Task set
**a.** In the passage on health insurance and medical innovation, how much of every dollar spent for hospital and physician care did households pay in 1960?
**b.** Write out the passage on health insurance and medical innovation from "That's because the" to "was 5 cents.".
**c.** Carry the passage on health insurance and medical innovation forward from its final sentence.

====== Quoted passage ======

That's because the market that fostered new patents (with higher price tags) after the creation of Medicaid and, more importantly, Medicare, is not the same marketplace as what's likely to emerge from the Patient Protection and Affordable Care Act, Clemens said.
The coverage expansion that begins Jan. 1 is similar in one way to that historical analogue. With more insurance coverage, more households will pay less for medical care. Medicaid, the safety net insurance for the poor, and Medicare, federally funded insurance for the elderly and disabled, slashed the cost of hospital or clinic visits for patients who were previously uninsured and paid medical bills from their own pockets. Households paid 35 cents of every dollar spent for hospital and physician care in 1960, Clemens reports. By 2005, it was 5 cents.
What households spend “out-of-pocket” is also expected to drop for those who gain insurance under the Affordable Care Act. (Out-of-pocket spending is projected to drop 1.5% next year after an increase of 2.7% this year and 4.1% in 2012.)
This creates a potential consumer market for new medical equipment. But that market also depends on how well insurance pays for doctors to use medical equipment and what incentives exist for innovation, Clemens said in an interview.
Medicare—which insured 49.4 million this year—encouraged both the use and development of new technology, he said, because it paid by volume and cost. That gave doctors an incentive to do as much as possible, and innovators didn't have to worry about the price of new developments.
New patents flourished in areas such as surgery, where the doctors who use medical equipment might develop or influence new designs, Clemens wrote. U.S. medical equipment patents outpaced development abroad and other domestic innovation by 40% to 50% after the introduction of Medicare and Medicaid, he found. That also added an estimated 15% to U.S. health spending in hospitals and clinics.
But Medicaid did less to foster innovation because of its less-generous payments. And the upcoming expansion relies in part on an increase in Medicaid enrollment.
The incentive for innovation under Medicaid will depend on how physician-entrepreneurs respond where Medicaid both expands and operates under managed-care contracts.

====== Data for analysis ======

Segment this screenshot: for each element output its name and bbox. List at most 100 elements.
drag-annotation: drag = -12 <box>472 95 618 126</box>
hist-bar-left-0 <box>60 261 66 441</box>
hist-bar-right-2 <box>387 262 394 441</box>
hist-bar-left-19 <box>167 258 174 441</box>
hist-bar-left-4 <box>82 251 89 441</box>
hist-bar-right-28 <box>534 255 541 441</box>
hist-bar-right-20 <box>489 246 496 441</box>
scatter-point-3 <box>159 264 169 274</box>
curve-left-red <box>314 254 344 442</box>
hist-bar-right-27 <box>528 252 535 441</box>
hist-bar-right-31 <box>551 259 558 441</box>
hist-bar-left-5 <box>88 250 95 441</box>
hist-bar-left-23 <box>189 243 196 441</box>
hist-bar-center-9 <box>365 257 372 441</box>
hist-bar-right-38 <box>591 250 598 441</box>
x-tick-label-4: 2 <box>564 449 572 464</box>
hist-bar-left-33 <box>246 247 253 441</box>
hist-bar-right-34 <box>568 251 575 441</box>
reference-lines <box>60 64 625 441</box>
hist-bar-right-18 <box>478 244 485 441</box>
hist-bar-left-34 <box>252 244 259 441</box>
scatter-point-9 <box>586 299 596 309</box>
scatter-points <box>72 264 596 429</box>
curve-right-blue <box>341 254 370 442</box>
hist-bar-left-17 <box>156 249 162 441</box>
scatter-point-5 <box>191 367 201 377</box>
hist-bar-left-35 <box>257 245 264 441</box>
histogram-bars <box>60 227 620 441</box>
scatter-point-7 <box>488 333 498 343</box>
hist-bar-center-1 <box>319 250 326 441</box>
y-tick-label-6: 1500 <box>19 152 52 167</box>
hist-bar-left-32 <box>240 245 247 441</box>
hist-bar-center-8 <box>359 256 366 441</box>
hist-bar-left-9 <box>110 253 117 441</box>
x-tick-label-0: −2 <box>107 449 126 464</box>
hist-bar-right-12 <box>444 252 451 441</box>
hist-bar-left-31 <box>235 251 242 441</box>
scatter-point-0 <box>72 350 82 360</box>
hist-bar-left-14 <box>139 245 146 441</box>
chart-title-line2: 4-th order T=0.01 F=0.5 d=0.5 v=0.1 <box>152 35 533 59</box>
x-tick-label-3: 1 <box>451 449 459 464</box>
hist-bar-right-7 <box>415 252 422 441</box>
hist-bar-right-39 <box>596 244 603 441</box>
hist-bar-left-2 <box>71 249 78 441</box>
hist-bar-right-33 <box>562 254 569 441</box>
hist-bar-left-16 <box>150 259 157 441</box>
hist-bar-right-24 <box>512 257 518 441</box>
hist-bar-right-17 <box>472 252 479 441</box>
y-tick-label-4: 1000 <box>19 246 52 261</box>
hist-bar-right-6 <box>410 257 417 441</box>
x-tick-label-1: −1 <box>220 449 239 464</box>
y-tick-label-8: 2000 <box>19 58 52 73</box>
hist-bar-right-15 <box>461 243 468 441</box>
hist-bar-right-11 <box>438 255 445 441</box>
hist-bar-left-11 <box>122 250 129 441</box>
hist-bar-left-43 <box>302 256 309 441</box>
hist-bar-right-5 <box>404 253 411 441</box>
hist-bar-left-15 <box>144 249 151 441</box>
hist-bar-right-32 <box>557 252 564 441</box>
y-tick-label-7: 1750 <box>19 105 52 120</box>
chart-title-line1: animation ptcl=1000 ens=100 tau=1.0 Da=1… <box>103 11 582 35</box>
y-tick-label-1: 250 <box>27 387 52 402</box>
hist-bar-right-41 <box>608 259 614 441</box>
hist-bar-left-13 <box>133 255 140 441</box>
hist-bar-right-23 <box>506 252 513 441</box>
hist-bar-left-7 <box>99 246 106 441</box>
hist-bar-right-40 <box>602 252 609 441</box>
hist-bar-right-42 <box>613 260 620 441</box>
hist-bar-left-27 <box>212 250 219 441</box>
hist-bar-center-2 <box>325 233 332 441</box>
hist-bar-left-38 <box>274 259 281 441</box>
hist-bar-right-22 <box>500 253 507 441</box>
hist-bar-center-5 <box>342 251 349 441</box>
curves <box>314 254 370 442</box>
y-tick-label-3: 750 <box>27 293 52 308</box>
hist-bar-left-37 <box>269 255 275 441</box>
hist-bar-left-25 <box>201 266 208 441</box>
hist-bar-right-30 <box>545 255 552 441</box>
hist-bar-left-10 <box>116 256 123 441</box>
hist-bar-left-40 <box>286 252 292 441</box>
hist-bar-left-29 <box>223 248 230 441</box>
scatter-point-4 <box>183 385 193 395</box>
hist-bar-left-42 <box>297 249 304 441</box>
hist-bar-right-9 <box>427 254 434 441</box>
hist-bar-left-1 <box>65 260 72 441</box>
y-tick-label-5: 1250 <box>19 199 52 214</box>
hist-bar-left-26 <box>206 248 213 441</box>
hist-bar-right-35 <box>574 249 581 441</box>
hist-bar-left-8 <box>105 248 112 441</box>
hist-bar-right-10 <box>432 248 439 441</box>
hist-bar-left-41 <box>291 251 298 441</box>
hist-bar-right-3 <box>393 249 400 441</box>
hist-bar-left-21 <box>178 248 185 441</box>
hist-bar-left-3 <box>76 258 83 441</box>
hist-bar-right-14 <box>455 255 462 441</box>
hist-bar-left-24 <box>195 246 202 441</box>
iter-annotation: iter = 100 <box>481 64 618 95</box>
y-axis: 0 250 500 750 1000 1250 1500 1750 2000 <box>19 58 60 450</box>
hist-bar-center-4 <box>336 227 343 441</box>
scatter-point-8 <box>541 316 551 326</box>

======

Responses by task
**a.** 35 cents

**b.**
That's because the market that fostered new patents (with higher price tags) after the creation of Medicaid and, more importantly, Medicare, is not the same marketplace as what's likely to emerge from the Patient Protection and Affordable Care Act, Clemens said.
The coverage expansion that begins Jan. 1 is similar in one way to that historical analogue. With more insurance coverage, more households will pay less for medical care. Medicaid, the safety net insurance for the poor, and Medicare, federally funded insurance for the elderly and disabled, slashed the cost of hospital or clinic visits for patients who were previously uninsured and paid medical bills from their own pockets. Households paid 35 cents of every dollar spent for hospital and physician care in 1960, Clemens reports. By 2005, it was 5 cents.

**c.**
Not all states opted to expand Medicaid under the health reform law. However, Medicaid managed care has grown increasingly common. Two-thirds of Medicaid enrollees were covered by a managed-care plan as of 2012, according to the Henry J. Kaiser Family Foundation. Managed care, unlike models that reimburse providers for each procedure, test or visit, known as fee-for-service, typically pays a lump sum per patient. Doctors have an incentive to treat patients as efficiently as possible to hold costs below the lump sum amount because doctors keep the difference.
That could encourage productivity-boosting, cost-saving innovation because, as Clemens put it, managed care “pays for cost effectiveness.”
Others will gain insurance in the private market through the Affordable Care Act's new marketplaces. Again, innovation will depend on how much and how these marketplace plans pay doctors, and that remains largely uncertain. Generous fee-for-service plans could incentivize innovation that increases both quality and cost, he said. Stingy fee-for-service may yield no innovation incentive at all. But payments with an incentive for efficiency, such as managed care, could promote more cost-effective innovation.
The 2010 law also introduced some experiments with Medicare reimbursement, such as accountable care, that could promote cost-saving innovation. Clemens said it's too early to judge their impact.